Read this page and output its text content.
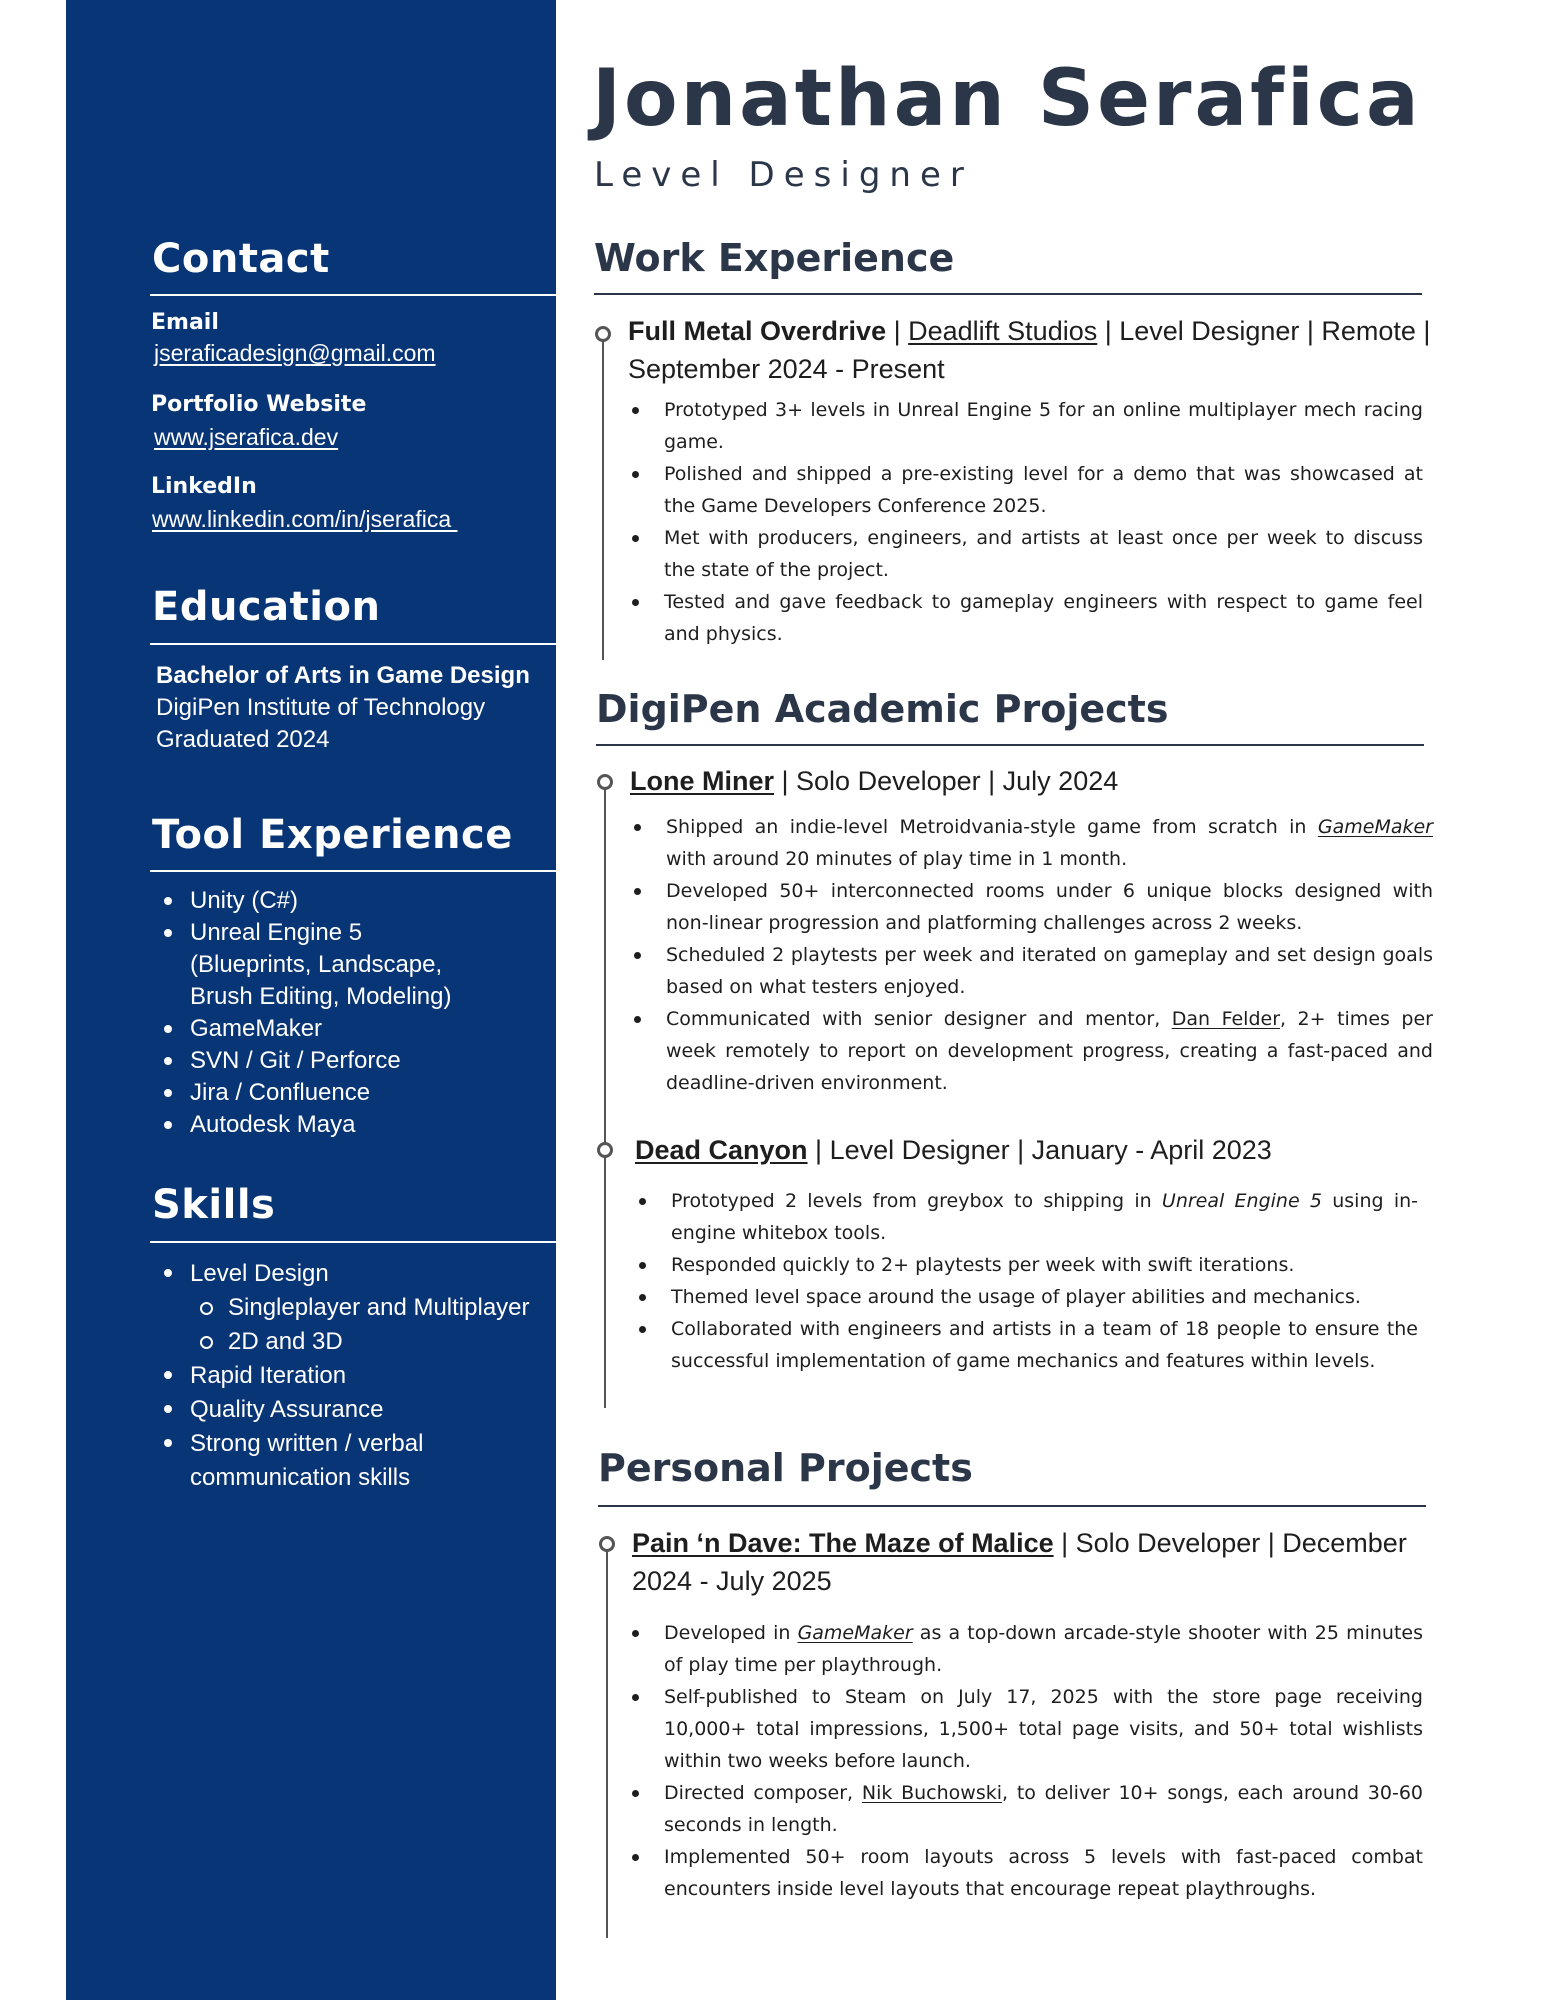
Contact
Email
jseraficadesign@gmail.com
Portfolio Website
www.jserafica.dev
LinkedIn
www.linkedin.com/in/jserafica
Education
Bachelor of Arts in Game Design
DigiPen Institute of Technology
Graduated 2024
Tool Experience
Unity (C#)
Unreal Engine 5 (Blueprints, Landscape, Brush Editing, Modeling)
GameMaker
SVN / Git / Perforce
Jira / Confluence
Autodesk Maya
Skills
Level Design
Singleplayer and Multiplayer
2D and 3D
Rapid Iteration
Quality Assurance
Strong written / verbal communication skills
Jonathan Serafica
Level Designer
Work Experience
Full Metal Overdrive | Deadlift Studios | Level Designer | Remote | September 2024 - Present
Prototyped 3+ levels in Unreal Engine 5 for an online multiplayer mech racing game.
Polished and shipped a pre-existing level for a demo that was showcased at the Game Developers Conference 2025.
Met with producers, engineers, and artists at least once per week to discuss the state of the project.
Tested and gave feedback to gameplay engineers with respect to game feel and physics.
DigiPen Academic Projects
Lone Miner | Solo Developer | July 2024
Shipped an indie-level Metroidvania-style game from scratch in GameMaker with around 20 minutes of play time in 1 month.
Developed 50+ interconnected rooms under 6 unique blocks designed with non-linear progression and platforming challenges across 2 weeks.
Scheduled 2 playtests per week and iterated on gameplay and set design goals based on what testers enjoyed.
Communicated with senior designer and mentor, Dan Felder, 2+ times per week remotely to report on development progress, creating a fast-paced and deadline-driven environment.
Dead Canyon | Level Designer | January - April 2023
Prototyped 2 levels from greybox to shipping in Unreal Engine 5 using in-engine whitebox tools.
Responded quickly to 2+ playtests per week with swift iterations.
Themed level space around the usage of player abilities and mechanics.
Collaborated with engineers and artists in a team of 18 people to ensure the successful implementation of game mechanics and features within levels.
Personal Projects
Pain ‘n Dave: The Maze of Malice | Solo Developer | December 2024 - July 2025
Developed in GameMaker as a top-down arcade-style shooter with 25 minutes of play time per playthrough.
Self-published to Steam on July 17, 2025 with the store page receiving 10,000+ total impressions, 1,500+ total page visits, and 50+ total wishlists within two weeks before launch.
Directed composer, Nik Buchowski, to deliver 10+ songs, each around 30-60 seconds in length.
Implemented 50+ room layouts across 5 levels with fast-paced combat encounters inside level layouts that encourage repeat playthroughs.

◆ Exercise requirements ◆
Using the listing above, pick out each line that contains the word "engineers", then copy it.

◆ The answer ◆
Met with producers, engineers, and artists at least once per week to discuss the state of the project.
Tested and gave feedback to gameplay engineers with respect to game feel and physics.
Collaborated with engineers and artists in a team of 18 people to ensure the successful implementation of game mechanics and features within levels.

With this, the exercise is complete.